BEGIN Entries

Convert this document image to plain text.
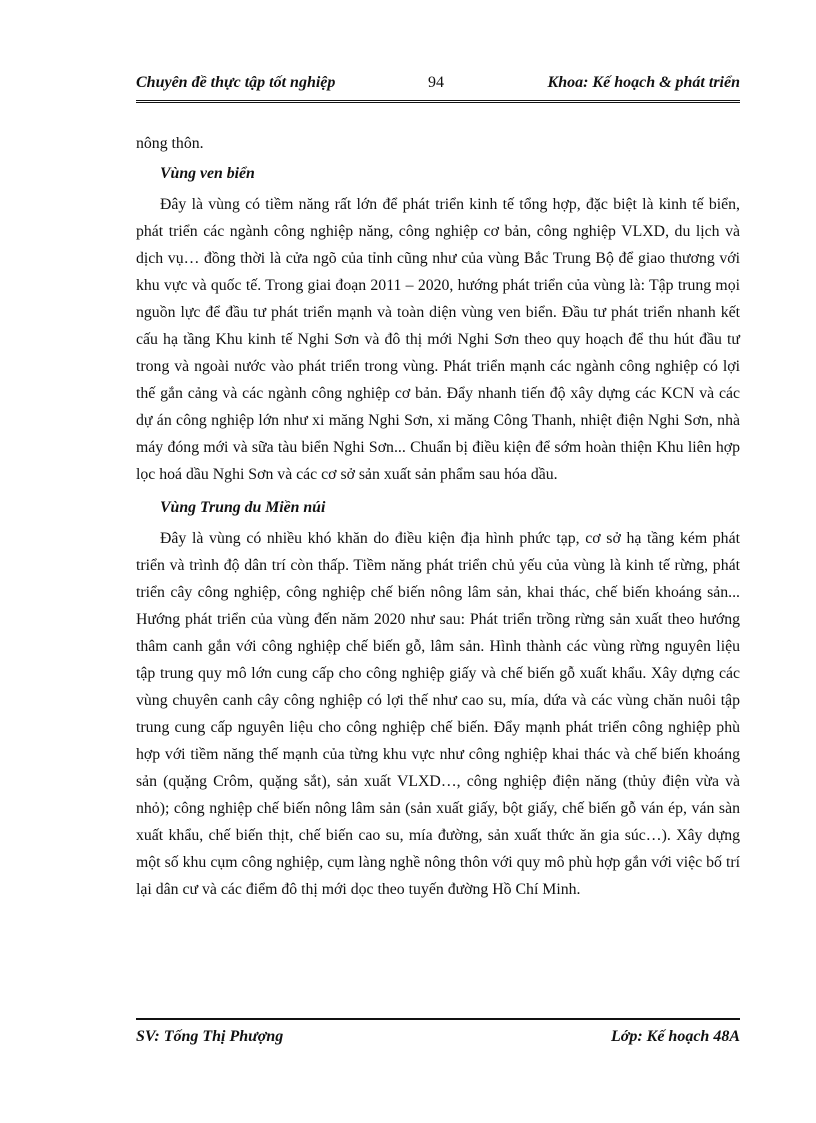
Chuyên đề thực tập tốt nghiệp	94	Khoa: Kế hoạch & phát triển

nông thôn.

Vùng ven biển

Đây là vùng có tiềm năng rất lớn để phát triển kinh tế tổng hợp, đặc biệt là kinh tế biển, phát triển các ngành công nghiệp năng, công nghiệp cơ bản, công nghiệp VLXD, du lịch và dịch vụ… đồng thời là cửa ngõ của tỉnh cũng như của vùng Bắc Trung Bộ để giao thương với khu vực và quốc tế. Trong giai đoạn 2011 – 2020, hướng phát triển của vùng là: Tập trung mọi nguồn lực để đầu tư phát triển mạnh và toàn diện vùng ven biển. Đầu tư phát triển nhanh kết cấu hạ tầng Khu kinh tế Nghi Sơn và đô thị mới Nghi Sơn theo quy hoạch để thu hút đầu tư trong và ngoài nước vào phát triển trong vùng. Phát triển mạnh các ngành công nghiệp có lợi thế gắn cảng và các ngành công nghiệp cơ bản. Đẩy nhanh tiến độ xây dựng các KCN và các dự án công nghiệp lớn như xi măng Nghi Sơn, xi măng Công Thanh, nhiệt điện Nghi Sơn, nhà máy đóng mới và sữa tàu biển Nghi Sơn... Chuẩn bị điều kiện để sớm hoàn thiện Khu liên hợp lọc hoá dầu Nghi Sơn và các cơ sở sản xuất sản phẩm sau hóa dầu.

Vùng Trung du Miền núi

Đây là vùng có nhiều khó khăn do điều kiện địa hình phức tạp, cơ sở hạ tầng kém phát triển và trình độ dân trí còn thấp. Tiềm năng phát triển chủ yếu của vùng là kinh tế rừng, phát triển cây công nghiệp, công nghiệp chế biến nông lâm sản, khai thác, chế biến khoáng sản... Hướng phát triển của vùng đến năm 2020 như sau: Phát triển trồng rừng sản xuất theo hướng thâm canh gắn với công nghiệp chế biến gỗ, lâm sản. Hình thành các vùng rừng nguyên liệu tập trung quy mô lớn cung cấp cho công nghiệp giấy và chế biến gỗ xuất khẩu. Xây dựng các vùng chuyên canh cây công nghiệp có lợi thế như cao su, mía, dứa và các vùng chăn nuôi tập trung cung cấp nguyên liệu cho công nghiệp chế biến. Đẩy mạnh phát triển công nghiệp phù hợp với tiềm năng thế mạnh của từng khu vực như công nghiệp khai thác và chế biến khoáng sản (quặng Crôm, quặng sắt), sản xuất VLXD…, công nghiệp điện năng (thủy điện vừa và nhỏ); công nghiệp chế biến nông lâm sản (sản xuất giấy, bột giấy, chế biến gỗ ván ép, ván sàn xuất khẩu, chế biến thịt, chế biến cao su, mía đường, sản xuất thức ăn gia súc…). Xây dựng một số khu cụm công nghiệp, cụm làng nghề nông thôn với quy mô phù hợp gắn với việc bố trí lại dân cư và các điểm đô thị mới dọc theo tuyến đường Hồ Chí Minh.

SV: Tống Thị Phượng	Lớp: Kế hoạch 48A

END Entries

→ Directions
Restate the records word for word, omitting images.

→ Answer to this task
Convert this document image to plain text.
Chuyên đề thực tập tốt nghiệp	94	Khoa: Kế hoạch & phát triển

nông thôn.

Vùng ven biển

Đây là vùng có tiềm năng rất lớn để phát triển kinh tế tổng hợp, đặc biệt là kinh tế biển, phát triển các ngành công nghiệp năng, công nghiệp cơ bản, công nghiệp VLXD, du lịch và dịch vụ… đồng thời là cửa ngõ của tỉnh cũng như của vùng Bắc Trung Bộ để giao thương với khu vực và quốc tế. Trong giai đoạn 2011 – 2020, hướng phát triển của vùng là: Tập trung mọi nguồn lực để đầu tư phát triển mạnh và toàn diện vùng ven biển. Đầu tư phát triển nhanh kết cấu hạ tầng Khu kinh tế Nghi Sơn và đô thị mới Nghi Sơn theo quy hoạch để thu hút đầu tư trong và ngoài nước vào phát triển trong vùng. Phát triển mạnh các ngành công nghiệp có lợi thế gắn cảng và các ngành công nghiệp cơ bản. Đẩy nhanh tiến độ xây dựng các KCN và các dự án công nghiệp lớn như xi măng Nghi Sơn, xi măng Công Thanh, nhiệt điện Nghi Sơn, nhà máy đóng mới và sữa tàu biển Nghi Sơn... Chuẩn bị điều kiện để sớm hoàn thiện Khu liên hợp lọc hoá dầu Nghi Sơn và các cơ sở sản xuất sản phẩm sau hóa dầu.

Vùng Trung du Miền núi

Đây là vùng có nhiều khó khăn do điều kiện địa hình phức tạp, cơ sở hạ tầng kém phát triển và trình độ dân trí còn thấp. Tiềm năng phát triển chủ yếu của vùng là kinh tế rừng, phát triển cây công nghiệp, công nghiệp chế biến nông lâm sản, khai thác, chế biến khoáng sản... Hướng phát triển của vùng đến năm 2020 như sau: Phát triển trồng rừng sản xuất theo hướng thâm canh gắn với công nghiệp chế biến gỗ, lâm sản. Hình thành các vùng rừng nguyên liệu tập trung quy mô lớn cung cấp cho công nghiệp giấy và chế biến gỗ xuất khẩu. Xây dựng các vùng chuyên canh cây công nghiệp có lợi thế như cao su, mía, dứa và các vùng chăn nuôi tập trung cung cấp nguyên liệu cho công nghiệp chế biến. Đẩy mạnh phát triển công nghiệp phù hợp với tiềm năng thế mạnh của từng khu vực như công nghiệp khai thác và chế biến khoáng sản (quặng Crôm, quặng sắt), sản xuất VLXD…, công nghiệp điện năng (thủy điện vừa và nhỏ); công nghiệp chế biến nông lâm sản (sản xuất giấy, bột giấy, chế biến gỗ ván ép, ván sàn xuất khẩu, chế biến thịt, chế biến cao su, mía đường, sản xuất thức ăn gia súc…). Xây dựng một số khu cụm công nghiệp, cụm làng nghề nông thôn với quy mô phù hợp gắn với việc bố trí lại dân cư và các điểm đô thị mới dọc theo tuyến đường Hồ Chí Minh.

SV: Tống Thị Phượng	Lớp: Kế hoạch 48A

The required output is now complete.